## Exercise
Make an exact copy of all the material below, apart from the pictures.

--- Start ---

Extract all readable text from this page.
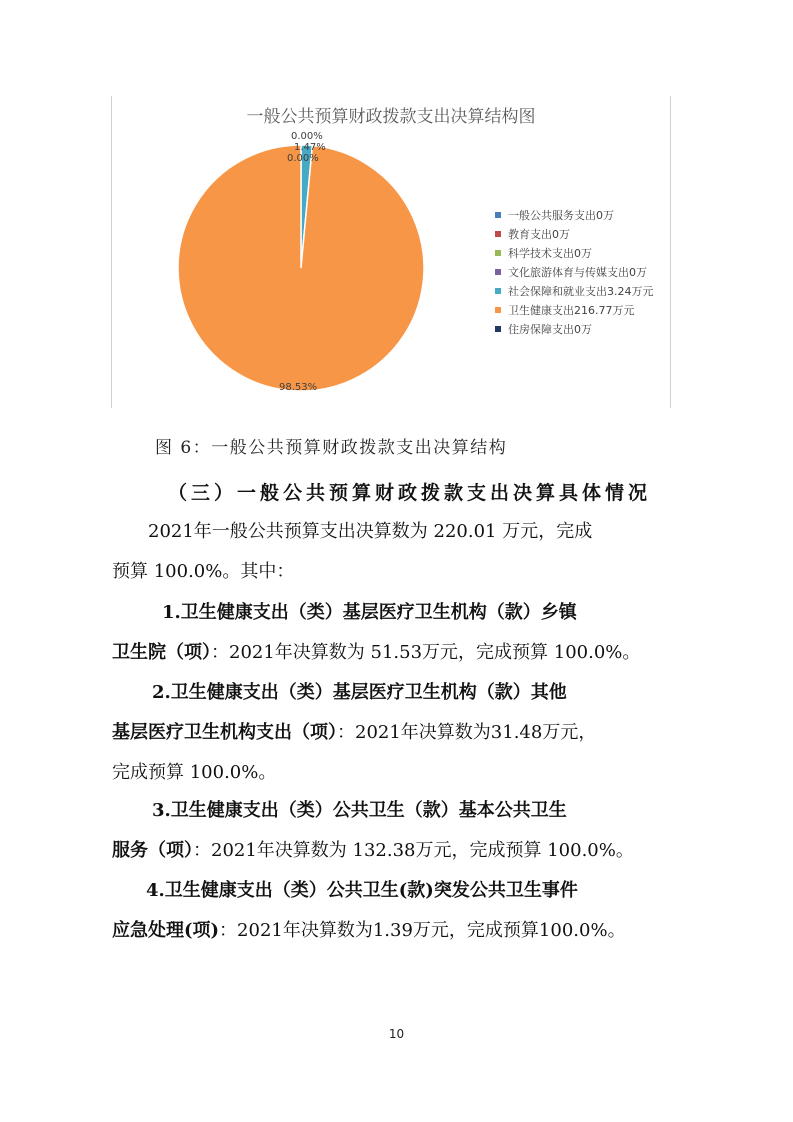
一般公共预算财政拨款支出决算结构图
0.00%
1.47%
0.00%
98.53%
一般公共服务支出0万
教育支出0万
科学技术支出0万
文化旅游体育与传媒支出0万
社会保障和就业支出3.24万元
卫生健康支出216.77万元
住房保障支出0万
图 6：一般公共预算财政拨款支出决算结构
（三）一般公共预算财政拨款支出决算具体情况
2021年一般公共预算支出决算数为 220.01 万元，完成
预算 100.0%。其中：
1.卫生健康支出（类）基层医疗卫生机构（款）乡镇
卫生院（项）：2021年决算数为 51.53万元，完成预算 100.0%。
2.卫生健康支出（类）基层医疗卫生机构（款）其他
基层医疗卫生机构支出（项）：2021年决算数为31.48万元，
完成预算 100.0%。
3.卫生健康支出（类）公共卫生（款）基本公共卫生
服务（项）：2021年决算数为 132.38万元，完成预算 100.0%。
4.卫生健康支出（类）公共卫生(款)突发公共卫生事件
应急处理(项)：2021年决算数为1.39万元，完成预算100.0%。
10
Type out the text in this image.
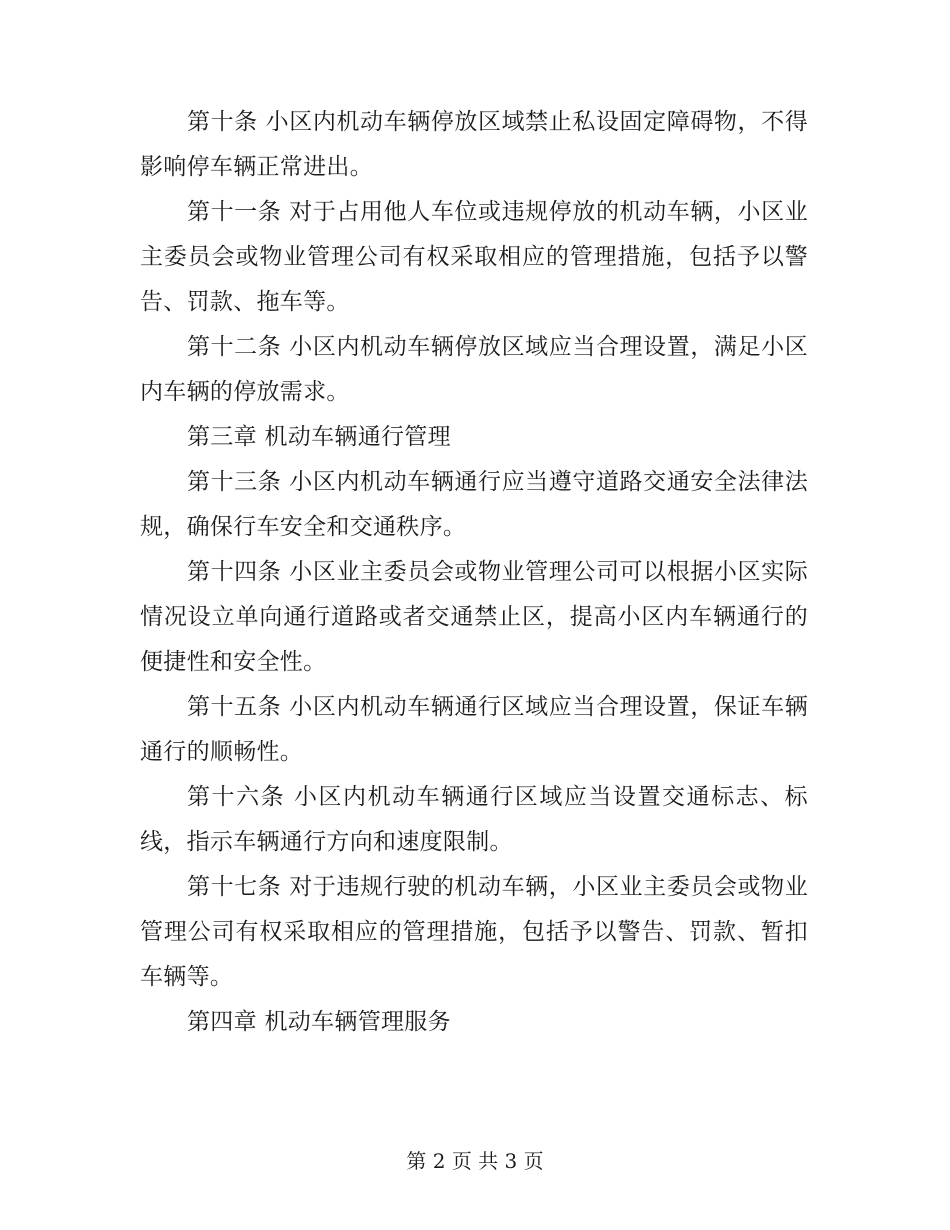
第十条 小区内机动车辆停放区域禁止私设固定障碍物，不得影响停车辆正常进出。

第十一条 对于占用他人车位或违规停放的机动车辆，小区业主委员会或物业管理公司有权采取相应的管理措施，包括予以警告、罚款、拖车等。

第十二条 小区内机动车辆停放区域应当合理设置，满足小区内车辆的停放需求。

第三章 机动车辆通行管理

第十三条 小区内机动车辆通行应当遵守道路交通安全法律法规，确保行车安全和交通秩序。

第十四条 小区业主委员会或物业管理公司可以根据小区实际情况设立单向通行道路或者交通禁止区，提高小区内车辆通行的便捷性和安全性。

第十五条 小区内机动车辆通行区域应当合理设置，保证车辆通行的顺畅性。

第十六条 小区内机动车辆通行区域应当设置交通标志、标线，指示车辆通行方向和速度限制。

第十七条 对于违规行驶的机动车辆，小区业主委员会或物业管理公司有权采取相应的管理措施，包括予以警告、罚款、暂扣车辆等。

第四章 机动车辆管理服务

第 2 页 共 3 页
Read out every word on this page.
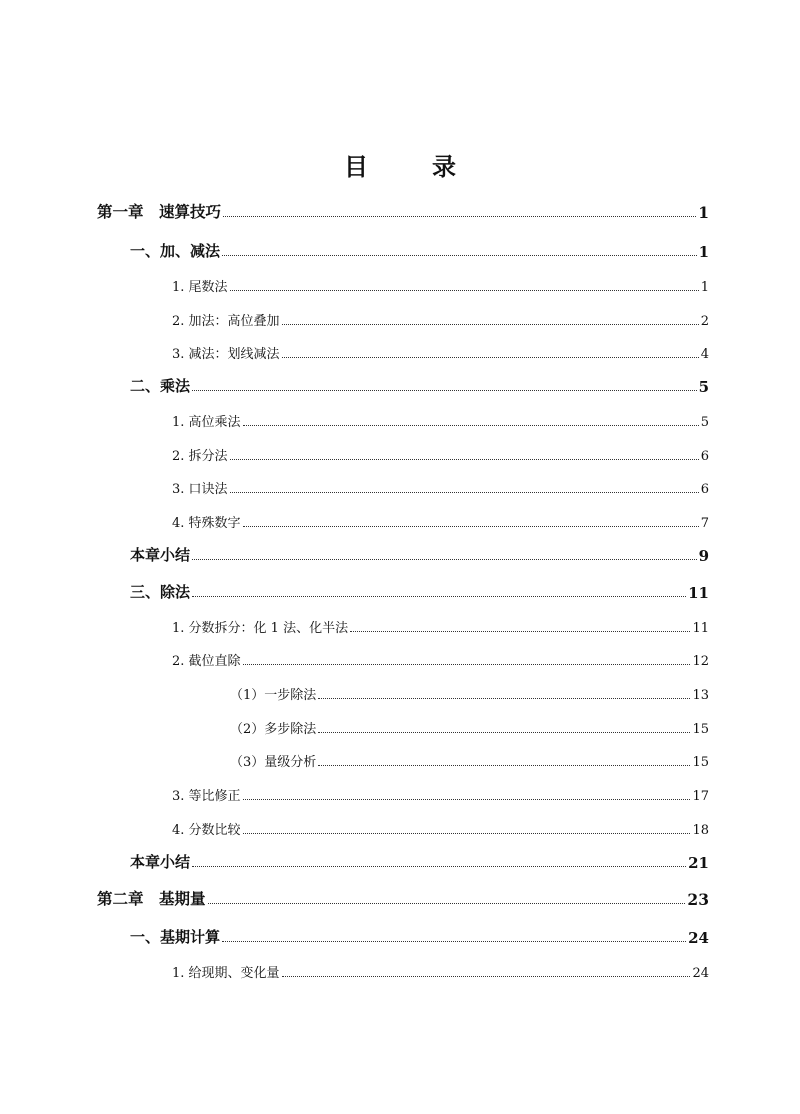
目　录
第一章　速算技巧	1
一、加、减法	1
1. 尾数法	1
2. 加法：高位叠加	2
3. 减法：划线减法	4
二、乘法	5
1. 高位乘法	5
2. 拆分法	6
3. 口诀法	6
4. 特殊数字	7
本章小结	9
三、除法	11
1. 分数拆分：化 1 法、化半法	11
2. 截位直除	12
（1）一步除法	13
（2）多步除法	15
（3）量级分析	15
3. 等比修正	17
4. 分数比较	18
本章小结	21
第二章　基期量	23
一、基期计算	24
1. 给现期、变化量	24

--- End ---

## Task result
Extract all readable text from this page.
一般公共预算财政拨款支出决算结构图
0.00%
1.47%
0.00%
98.53%
一般公共服务支出0万
教育支出0万
科学技术支出0万
文化旅游体育与传媒支出0万
社会保障和就业支出3.24万元
卫生健康支出216.77万元
住房保障支出0万
图 6：一般公共预算财政拨款支出决算结构
（三）一般公共预算财政拨款支出决算具体情况
2021年一般公共预算支出决算数为 220.01 万元，完成
预算 100.0%。其中：
1.卫生健康支出（类）基层医疗卫生机构（款）乡镇
卫生院（项）：2021年决算数为 51.53万元，完成预算 100.0%。
2.卫生健康支出（类）基层医疗卫生机构（款）其他
基层医疗卫生机构支出（项）：2021年决算数为31.48万元，
完成预算 100.0%。
3.卫生健康支出（类）公共卫生（款）基本公共卫生
服务（项）：2021年决算数为 132.38万元，完成预算 100.0%。
4.卫生健康支出（类）公共卫生(款)突发公共卫生事件
应急处理(项)：2021年决算数为1.39万元，完成预算100.0%。
10
Type out the text in this image.
第十条 小区内机动车辆停放区域禁止私设固定障碍物，不得影响停车辆正常进出。

第十一条 对于占用他人车位或违规停放的机动车辆，小区业主委员会或物业管理公司有权采取相应的管理措施，包括予以警告、罚款、拖车等。

第十二条 小区内机动车辆停放区域应当合理设置，满足小区内车辆的停放需求。

第三章 机动车辆通行管理

第十三条 小区内机动车辆通行应当遵守道路交通安全法律法规，确保行车安全和交通秩序。

第十四条 小区业主委员会或物业管理公司可以根据小区实际情况设立单向通行道路或者交通禁止区，提高小区内车辆通行的便捷性和安全性。

第十五条 小区内机动车辆通行区域应当合理设置，保证车辆通行的顺畅性。

第十六条 小区内机动车辆通行区域应当设置交通标志、标线，指示车辆通行方向和速度限制。

第十七条 对于违规行驶的机动车辆，小区业主委员会或物业管理公司有权采取相应的管理措施，包括予以警告、罚款、暂扣车辆等。

第四章 机动车辆管理服务

第 2 页 共 3 页
Read out every word on this page.
目　录
第一章　速算技巧	1
一、加、减法	1
1. 尾数法	1
2. 加法：高位叠加	2
3. 减法：划线减法	4
二、乘法	5
1. 高位乘法	5
2. 拆分法	6
3. 口诀法	6
4. 特殊数字	7
本章小结	9
三、除法	11
1. 分数拆分：化 1 法、化半法	11
2. 截位直除	12
（1）一步除法	13
（2）多步除法	15
（3）量级分析	15
3. 等比修正	17
4. 分数比较	18
本章小结	21
第二章　基期量	23
一、基期计算	24
1. 给现期、变化量	24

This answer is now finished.